Gather the lines from the material that contain "essere".

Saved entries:
## begin

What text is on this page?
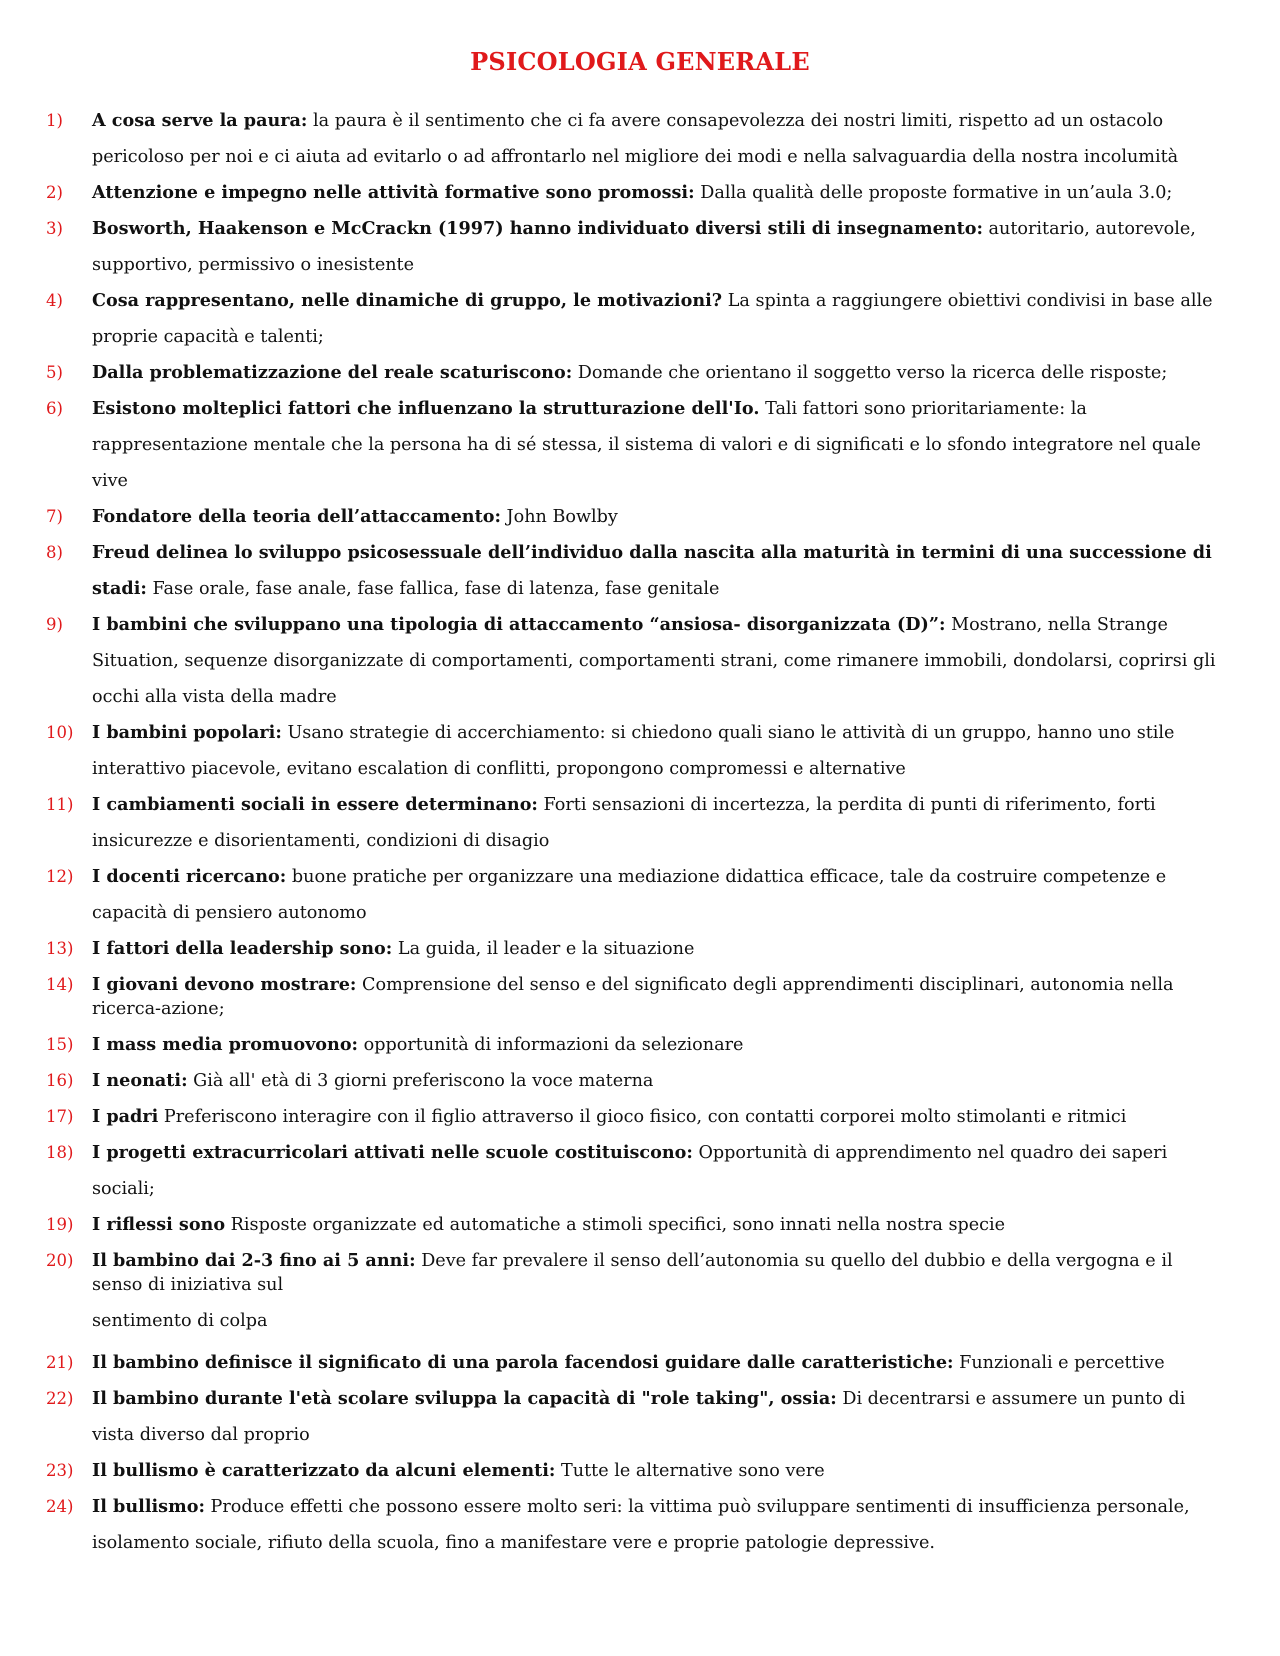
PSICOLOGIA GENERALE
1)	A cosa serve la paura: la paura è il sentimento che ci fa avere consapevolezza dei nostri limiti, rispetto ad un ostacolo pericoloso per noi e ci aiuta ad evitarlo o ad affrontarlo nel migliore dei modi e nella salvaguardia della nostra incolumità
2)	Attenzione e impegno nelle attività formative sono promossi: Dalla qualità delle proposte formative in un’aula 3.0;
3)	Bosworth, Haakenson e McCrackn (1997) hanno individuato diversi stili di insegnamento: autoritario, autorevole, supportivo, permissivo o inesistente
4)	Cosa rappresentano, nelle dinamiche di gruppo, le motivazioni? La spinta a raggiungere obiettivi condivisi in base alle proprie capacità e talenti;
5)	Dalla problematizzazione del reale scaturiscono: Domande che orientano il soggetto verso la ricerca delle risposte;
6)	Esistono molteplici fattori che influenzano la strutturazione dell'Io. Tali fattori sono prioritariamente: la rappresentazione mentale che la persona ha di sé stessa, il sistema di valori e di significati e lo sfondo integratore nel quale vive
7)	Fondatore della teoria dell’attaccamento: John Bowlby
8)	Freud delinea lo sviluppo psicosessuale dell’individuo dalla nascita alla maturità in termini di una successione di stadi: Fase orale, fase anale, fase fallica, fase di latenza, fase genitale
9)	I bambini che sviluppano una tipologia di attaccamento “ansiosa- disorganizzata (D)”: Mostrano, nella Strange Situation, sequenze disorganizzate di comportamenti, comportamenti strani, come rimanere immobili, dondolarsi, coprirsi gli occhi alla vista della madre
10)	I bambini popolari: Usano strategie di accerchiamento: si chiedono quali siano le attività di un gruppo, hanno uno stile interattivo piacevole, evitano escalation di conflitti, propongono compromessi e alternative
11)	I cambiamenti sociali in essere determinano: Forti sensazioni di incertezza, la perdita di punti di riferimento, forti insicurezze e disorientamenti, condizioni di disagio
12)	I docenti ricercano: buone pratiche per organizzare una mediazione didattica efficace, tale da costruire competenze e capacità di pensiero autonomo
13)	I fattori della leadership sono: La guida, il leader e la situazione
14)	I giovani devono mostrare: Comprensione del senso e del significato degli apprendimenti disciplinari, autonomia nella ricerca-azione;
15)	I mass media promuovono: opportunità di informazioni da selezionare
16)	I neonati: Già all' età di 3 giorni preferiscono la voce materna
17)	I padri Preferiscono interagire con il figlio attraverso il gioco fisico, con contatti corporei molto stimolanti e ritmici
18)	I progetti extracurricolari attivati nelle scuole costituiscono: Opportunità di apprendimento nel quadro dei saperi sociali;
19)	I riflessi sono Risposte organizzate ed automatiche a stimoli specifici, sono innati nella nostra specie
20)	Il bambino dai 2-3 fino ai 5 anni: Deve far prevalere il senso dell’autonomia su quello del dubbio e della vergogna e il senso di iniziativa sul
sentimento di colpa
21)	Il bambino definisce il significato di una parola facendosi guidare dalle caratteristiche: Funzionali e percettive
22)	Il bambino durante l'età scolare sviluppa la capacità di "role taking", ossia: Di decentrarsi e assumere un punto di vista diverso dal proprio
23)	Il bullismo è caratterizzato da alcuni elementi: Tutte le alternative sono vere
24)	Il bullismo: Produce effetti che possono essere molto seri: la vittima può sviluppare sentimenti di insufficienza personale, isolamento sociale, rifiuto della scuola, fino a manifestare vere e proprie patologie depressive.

## end
## begin

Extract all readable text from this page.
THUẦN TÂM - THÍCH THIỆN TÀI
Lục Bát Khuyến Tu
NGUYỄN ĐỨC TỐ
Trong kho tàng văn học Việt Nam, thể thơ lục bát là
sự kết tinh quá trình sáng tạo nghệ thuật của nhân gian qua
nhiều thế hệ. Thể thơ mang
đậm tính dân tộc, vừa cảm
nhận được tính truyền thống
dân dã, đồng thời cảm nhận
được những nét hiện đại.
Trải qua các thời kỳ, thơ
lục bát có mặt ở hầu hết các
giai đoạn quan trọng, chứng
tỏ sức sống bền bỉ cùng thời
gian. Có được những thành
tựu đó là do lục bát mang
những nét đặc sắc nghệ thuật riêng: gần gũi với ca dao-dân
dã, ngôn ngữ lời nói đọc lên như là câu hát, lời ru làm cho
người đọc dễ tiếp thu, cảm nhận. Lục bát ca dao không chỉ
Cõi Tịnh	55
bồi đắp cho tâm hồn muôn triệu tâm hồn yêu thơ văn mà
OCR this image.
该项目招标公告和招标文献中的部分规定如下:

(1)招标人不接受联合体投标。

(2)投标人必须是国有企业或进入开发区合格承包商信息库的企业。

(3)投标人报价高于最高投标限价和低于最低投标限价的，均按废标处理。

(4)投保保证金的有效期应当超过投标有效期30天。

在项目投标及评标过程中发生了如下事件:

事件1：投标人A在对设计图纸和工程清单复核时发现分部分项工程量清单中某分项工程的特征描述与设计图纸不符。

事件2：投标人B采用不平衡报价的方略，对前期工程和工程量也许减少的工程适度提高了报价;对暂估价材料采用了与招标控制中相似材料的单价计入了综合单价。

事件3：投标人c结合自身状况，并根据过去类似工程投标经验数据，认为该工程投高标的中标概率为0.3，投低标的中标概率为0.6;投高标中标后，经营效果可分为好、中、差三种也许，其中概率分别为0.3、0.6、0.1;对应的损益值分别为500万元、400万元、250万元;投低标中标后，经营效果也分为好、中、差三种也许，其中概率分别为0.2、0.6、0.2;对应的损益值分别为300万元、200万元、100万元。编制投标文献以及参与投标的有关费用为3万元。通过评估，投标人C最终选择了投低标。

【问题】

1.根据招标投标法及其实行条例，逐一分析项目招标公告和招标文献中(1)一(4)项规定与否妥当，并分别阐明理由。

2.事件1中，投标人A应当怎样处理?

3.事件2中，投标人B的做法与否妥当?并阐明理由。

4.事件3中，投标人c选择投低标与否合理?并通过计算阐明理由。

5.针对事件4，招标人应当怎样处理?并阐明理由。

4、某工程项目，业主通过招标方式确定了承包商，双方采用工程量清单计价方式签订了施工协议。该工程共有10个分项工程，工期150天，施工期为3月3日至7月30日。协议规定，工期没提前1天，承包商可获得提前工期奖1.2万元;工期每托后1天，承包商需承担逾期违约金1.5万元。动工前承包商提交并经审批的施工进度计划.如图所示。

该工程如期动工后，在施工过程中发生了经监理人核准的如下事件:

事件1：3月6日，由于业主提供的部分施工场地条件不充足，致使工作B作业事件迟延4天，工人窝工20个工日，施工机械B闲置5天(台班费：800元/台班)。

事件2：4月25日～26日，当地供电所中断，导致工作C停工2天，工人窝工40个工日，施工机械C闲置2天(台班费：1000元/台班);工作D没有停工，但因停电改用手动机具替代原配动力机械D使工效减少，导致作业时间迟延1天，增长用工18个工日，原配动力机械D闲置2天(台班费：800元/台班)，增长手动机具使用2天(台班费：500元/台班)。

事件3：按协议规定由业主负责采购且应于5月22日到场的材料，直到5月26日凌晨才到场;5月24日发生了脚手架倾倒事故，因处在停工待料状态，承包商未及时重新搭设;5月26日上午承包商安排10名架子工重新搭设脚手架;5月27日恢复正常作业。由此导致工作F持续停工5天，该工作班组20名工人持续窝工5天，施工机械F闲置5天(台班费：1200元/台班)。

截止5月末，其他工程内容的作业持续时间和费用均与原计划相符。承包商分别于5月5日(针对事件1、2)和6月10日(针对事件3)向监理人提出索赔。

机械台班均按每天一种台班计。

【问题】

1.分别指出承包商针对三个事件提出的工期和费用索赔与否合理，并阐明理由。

## end

Correct result
11)	I cambiamenti sociali in essere determinano: Forti sensazioni di incertezza, la perdita di punti di riferimento, forti insicurezze e disorientamenti, condizioni di disagio
24)	Il bullismo: Produce effetti che possono essere molto seri: la vittima può sviluppare sentimenti di insufficienza personale, isolamento sociale, rifiuto della scuola, fino a manifestare vere e proprie patologie depressive.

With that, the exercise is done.